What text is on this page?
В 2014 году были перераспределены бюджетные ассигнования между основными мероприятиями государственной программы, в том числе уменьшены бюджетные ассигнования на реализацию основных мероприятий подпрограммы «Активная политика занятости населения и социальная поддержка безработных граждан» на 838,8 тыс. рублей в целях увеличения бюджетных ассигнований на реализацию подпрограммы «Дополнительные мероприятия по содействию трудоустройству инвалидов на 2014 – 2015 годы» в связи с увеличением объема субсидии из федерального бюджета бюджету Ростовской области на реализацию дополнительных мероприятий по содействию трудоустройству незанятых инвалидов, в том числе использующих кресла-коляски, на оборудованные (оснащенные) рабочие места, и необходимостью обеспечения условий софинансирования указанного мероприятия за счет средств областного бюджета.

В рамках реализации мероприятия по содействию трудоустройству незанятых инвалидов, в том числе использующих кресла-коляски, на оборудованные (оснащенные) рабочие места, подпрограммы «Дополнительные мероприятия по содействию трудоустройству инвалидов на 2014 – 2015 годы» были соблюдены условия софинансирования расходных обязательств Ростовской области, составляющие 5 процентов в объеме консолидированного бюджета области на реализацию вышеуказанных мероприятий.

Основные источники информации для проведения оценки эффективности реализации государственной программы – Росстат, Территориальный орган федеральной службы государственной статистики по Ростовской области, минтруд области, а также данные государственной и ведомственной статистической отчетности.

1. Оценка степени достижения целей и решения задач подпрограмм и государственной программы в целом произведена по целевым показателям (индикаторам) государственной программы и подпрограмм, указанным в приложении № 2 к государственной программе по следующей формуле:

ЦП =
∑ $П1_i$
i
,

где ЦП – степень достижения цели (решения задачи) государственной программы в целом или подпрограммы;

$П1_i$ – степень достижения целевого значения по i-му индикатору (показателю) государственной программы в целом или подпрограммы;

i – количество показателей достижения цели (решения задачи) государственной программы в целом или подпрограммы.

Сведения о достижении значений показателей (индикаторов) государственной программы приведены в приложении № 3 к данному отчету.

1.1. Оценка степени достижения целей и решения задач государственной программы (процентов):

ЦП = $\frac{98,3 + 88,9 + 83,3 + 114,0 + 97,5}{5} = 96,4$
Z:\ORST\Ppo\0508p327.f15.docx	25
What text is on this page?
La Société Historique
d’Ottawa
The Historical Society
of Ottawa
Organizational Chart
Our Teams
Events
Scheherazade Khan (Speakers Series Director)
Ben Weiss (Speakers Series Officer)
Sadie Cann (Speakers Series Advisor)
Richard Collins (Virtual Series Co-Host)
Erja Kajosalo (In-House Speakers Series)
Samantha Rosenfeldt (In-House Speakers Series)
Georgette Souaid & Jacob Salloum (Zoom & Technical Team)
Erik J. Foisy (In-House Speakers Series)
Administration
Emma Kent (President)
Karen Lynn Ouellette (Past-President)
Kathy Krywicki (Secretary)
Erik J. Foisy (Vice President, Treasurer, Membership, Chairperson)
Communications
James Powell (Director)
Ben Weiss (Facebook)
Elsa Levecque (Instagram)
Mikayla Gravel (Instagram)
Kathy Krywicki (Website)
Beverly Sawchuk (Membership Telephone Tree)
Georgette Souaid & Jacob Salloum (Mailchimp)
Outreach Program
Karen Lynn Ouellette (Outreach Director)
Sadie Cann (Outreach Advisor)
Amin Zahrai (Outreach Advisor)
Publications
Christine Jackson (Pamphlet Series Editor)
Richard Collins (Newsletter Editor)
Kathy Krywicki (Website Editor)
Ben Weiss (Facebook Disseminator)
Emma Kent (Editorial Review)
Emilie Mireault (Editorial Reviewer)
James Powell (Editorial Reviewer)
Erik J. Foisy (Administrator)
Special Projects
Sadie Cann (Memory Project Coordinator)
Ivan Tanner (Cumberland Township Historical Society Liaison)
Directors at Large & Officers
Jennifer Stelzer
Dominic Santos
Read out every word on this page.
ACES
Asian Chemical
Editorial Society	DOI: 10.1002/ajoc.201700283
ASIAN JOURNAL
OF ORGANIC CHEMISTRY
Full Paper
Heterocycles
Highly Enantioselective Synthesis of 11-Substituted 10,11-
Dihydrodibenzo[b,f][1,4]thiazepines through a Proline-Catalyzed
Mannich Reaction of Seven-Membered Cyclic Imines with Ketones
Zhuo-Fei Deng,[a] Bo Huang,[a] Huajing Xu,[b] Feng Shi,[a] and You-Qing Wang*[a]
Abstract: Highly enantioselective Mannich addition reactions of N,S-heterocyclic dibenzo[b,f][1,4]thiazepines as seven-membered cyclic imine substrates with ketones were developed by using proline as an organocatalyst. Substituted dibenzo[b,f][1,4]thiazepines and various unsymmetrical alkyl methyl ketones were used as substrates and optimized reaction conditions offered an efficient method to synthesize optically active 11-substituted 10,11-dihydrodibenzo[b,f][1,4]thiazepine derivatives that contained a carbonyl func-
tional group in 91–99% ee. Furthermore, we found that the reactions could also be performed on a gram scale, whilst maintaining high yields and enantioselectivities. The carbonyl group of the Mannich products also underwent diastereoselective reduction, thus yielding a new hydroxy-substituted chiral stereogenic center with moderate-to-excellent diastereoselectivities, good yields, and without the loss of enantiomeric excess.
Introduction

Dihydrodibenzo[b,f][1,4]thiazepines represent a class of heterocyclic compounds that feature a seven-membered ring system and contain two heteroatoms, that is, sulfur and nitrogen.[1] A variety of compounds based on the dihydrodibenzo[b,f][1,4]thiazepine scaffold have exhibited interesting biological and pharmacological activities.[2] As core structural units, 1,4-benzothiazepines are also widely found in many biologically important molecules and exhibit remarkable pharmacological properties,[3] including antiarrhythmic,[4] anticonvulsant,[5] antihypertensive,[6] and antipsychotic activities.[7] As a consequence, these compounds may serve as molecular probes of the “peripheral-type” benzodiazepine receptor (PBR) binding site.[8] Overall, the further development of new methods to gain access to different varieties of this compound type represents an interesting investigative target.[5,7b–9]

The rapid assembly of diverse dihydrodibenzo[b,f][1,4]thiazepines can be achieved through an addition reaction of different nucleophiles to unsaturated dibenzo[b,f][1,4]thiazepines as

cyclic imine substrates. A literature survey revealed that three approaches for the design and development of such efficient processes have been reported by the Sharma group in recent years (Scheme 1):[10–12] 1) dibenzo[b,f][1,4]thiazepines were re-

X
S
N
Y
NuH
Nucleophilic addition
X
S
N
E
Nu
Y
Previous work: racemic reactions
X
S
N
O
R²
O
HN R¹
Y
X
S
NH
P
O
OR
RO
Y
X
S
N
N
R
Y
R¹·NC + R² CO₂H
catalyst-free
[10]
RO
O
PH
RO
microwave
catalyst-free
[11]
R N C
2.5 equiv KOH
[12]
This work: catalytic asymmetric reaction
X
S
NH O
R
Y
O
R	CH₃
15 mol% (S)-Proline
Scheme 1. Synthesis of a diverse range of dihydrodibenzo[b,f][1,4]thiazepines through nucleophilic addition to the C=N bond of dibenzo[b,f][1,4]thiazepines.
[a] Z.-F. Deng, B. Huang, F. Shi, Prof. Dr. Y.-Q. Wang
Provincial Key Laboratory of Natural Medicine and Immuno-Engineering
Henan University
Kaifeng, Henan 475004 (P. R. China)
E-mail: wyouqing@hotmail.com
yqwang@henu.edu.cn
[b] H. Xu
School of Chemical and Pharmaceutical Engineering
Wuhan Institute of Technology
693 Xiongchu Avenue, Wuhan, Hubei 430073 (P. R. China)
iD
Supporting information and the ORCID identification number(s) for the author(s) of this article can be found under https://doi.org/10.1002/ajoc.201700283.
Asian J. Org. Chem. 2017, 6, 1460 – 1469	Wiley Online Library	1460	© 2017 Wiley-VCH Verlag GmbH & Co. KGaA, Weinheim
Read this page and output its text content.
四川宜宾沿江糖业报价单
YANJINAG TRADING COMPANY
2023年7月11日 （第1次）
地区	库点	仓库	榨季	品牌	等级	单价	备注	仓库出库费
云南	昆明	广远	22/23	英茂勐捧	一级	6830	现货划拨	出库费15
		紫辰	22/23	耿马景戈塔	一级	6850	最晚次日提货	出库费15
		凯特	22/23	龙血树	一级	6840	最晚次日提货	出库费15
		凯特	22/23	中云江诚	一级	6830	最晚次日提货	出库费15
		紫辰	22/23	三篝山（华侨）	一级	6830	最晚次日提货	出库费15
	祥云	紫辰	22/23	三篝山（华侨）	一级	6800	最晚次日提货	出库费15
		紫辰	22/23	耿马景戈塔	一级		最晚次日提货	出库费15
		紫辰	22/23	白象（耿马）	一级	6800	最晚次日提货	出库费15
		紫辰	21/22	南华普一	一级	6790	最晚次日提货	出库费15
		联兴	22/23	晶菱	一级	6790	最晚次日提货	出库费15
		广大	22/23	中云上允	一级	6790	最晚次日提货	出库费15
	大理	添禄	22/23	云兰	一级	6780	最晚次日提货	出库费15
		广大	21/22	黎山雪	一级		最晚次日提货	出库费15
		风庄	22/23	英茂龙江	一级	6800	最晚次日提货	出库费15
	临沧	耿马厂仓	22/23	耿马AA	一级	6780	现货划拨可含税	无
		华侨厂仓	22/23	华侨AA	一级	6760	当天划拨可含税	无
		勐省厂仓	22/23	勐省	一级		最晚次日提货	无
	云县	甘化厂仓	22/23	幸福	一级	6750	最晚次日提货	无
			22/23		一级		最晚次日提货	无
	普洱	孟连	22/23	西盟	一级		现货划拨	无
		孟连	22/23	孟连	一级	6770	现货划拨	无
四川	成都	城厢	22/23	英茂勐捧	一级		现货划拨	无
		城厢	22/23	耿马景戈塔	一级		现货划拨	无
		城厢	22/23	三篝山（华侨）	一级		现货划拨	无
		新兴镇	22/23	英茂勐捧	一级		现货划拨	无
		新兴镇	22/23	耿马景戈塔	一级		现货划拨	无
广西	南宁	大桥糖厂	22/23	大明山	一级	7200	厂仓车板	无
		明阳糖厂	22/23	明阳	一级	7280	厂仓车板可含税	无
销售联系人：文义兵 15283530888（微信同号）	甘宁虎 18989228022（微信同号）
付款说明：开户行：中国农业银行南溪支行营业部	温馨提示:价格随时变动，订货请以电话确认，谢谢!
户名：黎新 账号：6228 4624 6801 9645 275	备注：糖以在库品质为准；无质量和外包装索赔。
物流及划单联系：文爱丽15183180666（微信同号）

******

▸ **Task brief**
Locate the word "微信同号" in the data above. Copy every line carrying it.

▸ **Answer below**
销售联系人：文义兵 15283530888（微信同号）	甘宁虎 18989228022（微信同号）
物流及划单联系：文爱丽15183180666（微信同号）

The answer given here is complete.